--- Set exercise ---
Word for word, retype every entry in the listing.

— Start Supplied material —

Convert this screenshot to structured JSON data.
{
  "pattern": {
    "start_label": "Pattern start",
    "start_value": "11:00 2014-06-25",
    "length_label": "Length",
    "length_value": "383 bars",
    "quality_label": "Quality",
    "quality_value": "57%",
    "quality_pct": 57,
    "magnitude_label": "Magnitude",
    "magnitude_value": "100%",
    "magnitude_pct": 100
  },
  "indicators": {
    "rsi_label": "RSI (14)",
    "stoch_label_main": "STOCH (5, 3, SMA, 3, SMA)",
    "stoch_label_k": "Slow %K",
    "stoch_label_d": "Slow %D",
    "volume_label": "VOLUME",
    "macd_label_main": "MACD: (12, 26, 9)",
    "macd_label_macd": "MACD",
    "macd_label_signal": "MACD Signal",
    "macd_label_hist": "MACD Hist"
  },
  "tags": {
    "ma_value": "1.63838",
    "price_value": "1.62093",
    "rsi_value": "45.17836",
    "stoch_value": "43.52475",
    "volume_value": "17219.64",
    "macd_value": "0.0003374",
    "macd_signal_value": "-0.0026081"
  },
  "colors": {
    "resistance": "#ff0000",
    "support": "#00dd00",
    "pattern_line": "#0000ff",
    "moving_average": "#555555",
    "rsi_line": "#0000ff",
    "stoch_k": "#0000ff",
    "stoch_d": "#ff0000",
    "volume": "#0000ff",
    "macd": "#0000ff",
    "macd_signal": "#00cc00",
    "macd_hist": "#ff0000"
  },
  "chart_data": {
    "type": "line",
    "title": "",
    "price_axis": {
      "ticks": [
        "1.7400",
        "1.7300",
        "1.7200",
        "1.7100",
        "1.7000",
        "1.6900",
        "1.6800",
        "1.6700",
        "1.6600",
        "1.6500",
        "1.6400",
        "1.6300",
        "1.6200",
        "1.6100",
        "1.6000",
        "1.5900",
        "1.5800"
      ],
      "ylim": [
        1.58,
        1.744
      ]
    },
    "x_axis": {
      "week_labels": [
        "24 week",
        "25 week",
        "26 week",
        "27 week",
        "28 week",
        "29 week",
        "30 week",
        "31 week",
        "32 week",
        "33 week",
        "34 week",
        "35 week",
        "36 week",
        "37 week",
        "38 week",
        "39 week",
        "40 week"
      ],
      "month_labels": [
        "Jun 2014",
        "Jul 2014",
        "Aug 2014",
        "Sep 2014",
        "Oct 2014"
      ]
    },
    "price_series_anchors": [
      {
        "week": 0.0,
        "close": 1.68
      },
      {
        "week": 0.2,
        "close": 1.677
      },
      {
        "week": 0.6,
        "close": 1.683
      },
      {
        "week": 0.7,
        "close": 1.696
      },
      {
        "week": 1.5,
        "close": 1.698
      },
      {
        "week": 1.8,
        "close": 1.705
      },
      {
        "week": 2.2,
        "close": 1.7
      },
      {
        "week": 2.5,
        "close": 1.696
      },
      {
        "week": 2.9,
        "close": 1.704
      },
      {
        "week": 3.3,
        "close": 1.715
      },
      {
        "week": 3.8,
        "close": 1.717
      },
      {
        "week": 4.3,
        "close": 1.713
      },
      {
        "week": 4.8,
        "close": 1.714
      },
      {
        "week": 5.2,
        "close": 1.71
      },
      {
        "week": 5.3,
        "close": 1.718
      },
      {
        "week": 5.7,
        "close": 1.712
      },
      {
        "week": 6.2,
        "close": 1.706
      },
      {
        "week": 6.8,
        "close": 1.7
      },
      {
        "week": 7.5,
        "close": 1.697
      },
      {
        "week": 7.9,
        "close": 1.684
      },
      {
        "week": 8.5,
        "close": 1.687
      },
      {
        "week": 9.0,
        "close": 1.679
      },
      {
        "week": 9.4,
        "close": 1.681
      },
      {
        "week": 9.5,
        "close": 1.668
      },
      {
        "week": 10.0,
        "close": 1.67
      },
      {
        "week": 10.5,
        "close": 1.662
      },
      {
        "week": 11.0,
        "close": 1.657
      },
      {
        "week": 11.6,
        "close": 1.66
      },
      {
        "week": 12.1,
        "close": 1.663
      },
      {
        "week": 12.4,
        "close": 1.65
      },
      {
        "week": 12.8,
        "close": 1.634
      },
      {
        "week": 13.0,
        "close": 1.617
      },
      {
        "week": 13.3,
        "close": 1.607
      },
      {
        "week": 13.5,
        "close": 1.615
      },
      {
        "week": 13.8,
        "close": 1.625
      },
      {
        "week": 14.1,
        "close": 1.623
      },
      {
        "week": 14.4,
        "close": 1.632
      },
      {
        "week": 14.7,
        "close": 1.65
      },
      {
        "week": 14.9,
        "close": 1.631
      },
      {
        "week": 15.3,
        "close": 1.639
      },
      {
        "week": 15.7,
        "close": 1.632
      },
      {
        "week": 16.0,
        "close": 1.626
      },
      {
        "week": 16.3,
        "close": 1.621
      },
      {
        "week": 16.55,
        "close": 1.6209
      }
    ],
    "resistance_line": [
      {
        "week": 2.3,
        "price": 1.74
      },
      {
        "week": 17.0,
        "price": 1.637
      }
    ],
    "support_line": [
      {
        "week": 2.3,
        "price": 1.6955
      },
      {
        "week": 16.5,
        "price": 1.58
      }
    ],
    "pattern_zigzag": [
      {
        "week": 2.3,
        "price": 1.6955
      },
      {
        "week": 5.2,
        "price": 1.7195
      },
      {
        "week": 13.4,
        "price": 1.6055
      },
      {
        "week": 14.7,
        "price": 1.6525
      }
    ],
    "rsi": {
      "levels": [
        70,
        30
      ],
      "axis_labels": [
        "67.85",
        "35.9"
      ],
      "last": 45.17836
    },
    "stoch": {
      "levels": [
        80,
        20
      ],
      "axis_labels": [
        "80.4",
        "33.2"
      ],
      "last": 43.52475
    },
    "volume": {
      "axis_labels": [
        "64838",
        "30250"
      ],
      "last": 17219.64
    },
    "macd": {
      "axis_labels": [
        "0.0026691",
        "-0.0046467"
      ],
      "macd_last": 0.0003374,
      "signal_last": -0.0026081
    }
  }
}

— End Supplied material —

--- Expected answer ---
Convert this screenshot to structured JSON data.
{
  "pattern": {
    "start_label": "Pattern start",
    "start_value": "11:00 2014-06-25",
    "length_label": "Length",
    "length_value": "383 bars",
    "quality_label": "Quality",
    "quality_value": "57%",
    "quality_pct": 57,
    "magnitude_label": "Magnitude",
    "magnitude_value": "100%",
    "magnitude_pct": 100
  },
  "indicators": {
    "rsi_label": "RSI (14)",
    "stoch_label_main": "STOCH (5, 3, SMA, 3, SMA)",
    "stoch_label_k": "Slow %K",
    "stoch_label_d": "Slow %D",
    "volume_label": "VOLUME",
    "macd_label_main": "MACD: (12, 26, 9)",
    "macd_label_macd": "MACD",
    "macd_label_signal": "MACD Signal",
    "macd_label_hist": "MACD Hist"
  },
  "tags": {
    "ma_value": "1.63838",
    "price_value": "1.62093",
    "rsi_value": "45.17836",
    "stoch_value": "43.52475",
    "volume_value": "17219.64",
    "macd_value": "0.0003374",
    "macd_signal_value": "-0.0026081"
  },
  "colors": {
    "resistance": "#ff0000",
    "support": "#00dd00",
    "pattern_line": "#0000ff",
    "moving_average": "#555555",
    "rsi_line": "#0000ff",
    "stoch_k": "#0000ff",
    "stoch_d": "#ff0000",
    "volume": "#0000ff",
    "macd": "#0000ff",
    "macd_signal": "#00cc00",
    "macd_hist": "#ff0000"
  },
  "chart_data": {
    "type": "line",
    "title": "",
    "price_axis": {
      "ticks": [
        "1.7400",
        "1.7300",
        "1.7200",
        "1.7100",
        "1.7000",
        "1.6900",
        "1.6800",
        "1.6700",
        "1.6600",
        "1.6500",
        "1.6400",
        "1.6300",
        "1.6200",
        "1.6100",
        "1.6000",
        "1.5900",
        "1.5800"
      ],
      "ylim": [
        1.58,
        1.744
      ]
    },
    "x_axis": {
      "week_labels": [
        "24 week",
        "25 week",
        "26 week",
        "27 week",
        "28 week",
        "29 week",
        "30 week",
        "31 week",
        "32 week",
        "33 week",
        "34 week",
        "35 week",
        "36 week",
        "37 week",
        "38 week",
        "39 week",
        "40 week"
      ],
      "month_labels": [
        "Jun 2014",
        "Jul 2014",
        "Aug 2014",
        "Sep 2014",
        "Oct 2014"
      ]
    },
    "price_series_anchors": [
      {
        "week": 0.0,
        "close": 1.68
      },
      {
        "week": 0.2,
        "close": 1.677
      },
      {
        "week": 0.6,
        "close": 1.683
      },
      {
        "week": 0.7,
        "close": 1.696
      },
      {
        "week": 1.5,
        "close": 1.698
      },
      {
        "week": 1.8,
        "close": 1.705
      },
      {
        "week": 2.2,
        "close": 1.7
      },
      {
        "week": 2.5,
        "close": 1.696
      },
      {
        "week": 2.9,
        "close": 1.704
      },
      {
        "week": 3.3,
        "close": 1.715
      },
      {
        "week": 3.8,
        "close": 1.717
      },
      {
        "week": 4.3,
        "close": 1.713
      },
      {
        "week": 4.8,
        "close": 1.714
      },
      {
        "week": 5.2,
        "close": 1.71
      },
      {
        "week": 5.3,
        "close": 1.718
      },
      {
        "week": 5.7,
        "close": 1.712
      },
      {
        "week": 6.2,
        "close": 1.706
      },
      {
        "week": 6.8,
        "close": 1.7
      },
      {
        "week": 7.5,
        "close": 1.697
      },
      {
        "week": 7.9,
        "close": 1.684
      },
      {
        "week": 8.5,
        "close": 1.687
      },
      {
        "week": 9.0,
        "close": 1.679
      },
      {
        "week": 9.4,
        "close": 1.681
      },
      {
        "week": 9.5,
        "close": 1.668
      },
      {
        "week": 10.0,
        "close": 1.67
      },
      {
        "week": 10.5,
        "close": 1.662
      },
      {
        "week": 11.0,
        "close": 1.657
      },
      {
        "week": 11.6,
        "close": 1.66
      },
      {
        "week": 12.1,
        "close": 1.663
      },
      {
        "week": 12.4,
        "close": 1.65
      },
      {
        "week": 12.8,
        "close": 1.634
      },
      {
        "week": 13.0,
        "close": 1.617
      },
      {
        "week": 13.3,
        "close": 1.607
      },
      {
        "week": 13.5,
        "close": 1.615
      },
      {
        "week": 13.8,
        "close": 1.625
      },
      {
        "week": 14.1,
        "close": 1.623
      },
      {
        "week": 14.4,
        "close": 1.632
      },
      {
        "week": 14.7,
        "close": 1.65
      },
      {
        "week": 14.9,
        "close": 1.631
      },
      {
        "week": 15.3,
        "close": 1.639
      },
      {
        "week": 15.7,
        "close": 1.632
      },
      {
        "week": 16.0,
        "close": 1.626
      },
      {
        "week": 16.3,
        "close": 1.621
      },
      {
        "week": 16.55,
        "close": 1.6209
      }
    ],
    "resistance_line": [
      {
        "week": 2.3,
        "price": 1.74
      },
      {
        "week": 17.0,
        "price": 1.637
      }
    ],
    "support_line": [
      {
        "week": 2.3,
        "price": 1.6955
      },
      {
        "week": 16.5,
        "price": 1.58
      }
    ],
    "pattern_zigzag": [
      {
        "week": 2.3,
        "price": 1.6955
      },
      {
        "week": 5.2,
        "price": 1.7195
      },
      {
        "week": 13.4,
        "price": 1.6055
      },
      {
        "week": 14.7,
        "price": 1.6525
      }
    ],
    "rsi": {
      "levels": [
        70,
        30
      ],
      "axis_labels": [
        "67.85",
        "35.9"
      ],
      "last": 45.17836
    },
    "stoch": {
      "levels": [
        80,
        20
      ],
      "axis_labels": [
        "80.4",
        "33.2"
      ],
      "last": 43.52475
    },
    "volume": {
      "axis_labels": [
        "64838",
        "30250"
      ],
      "last": 17219.64
    },
    "macd": {
      "axis_labels": [
        "0.0026691",
        "-0.0046467"
      ],
      "macd_last": 0.0003374,
      "signal_last": -0.0026081
    }
  }
}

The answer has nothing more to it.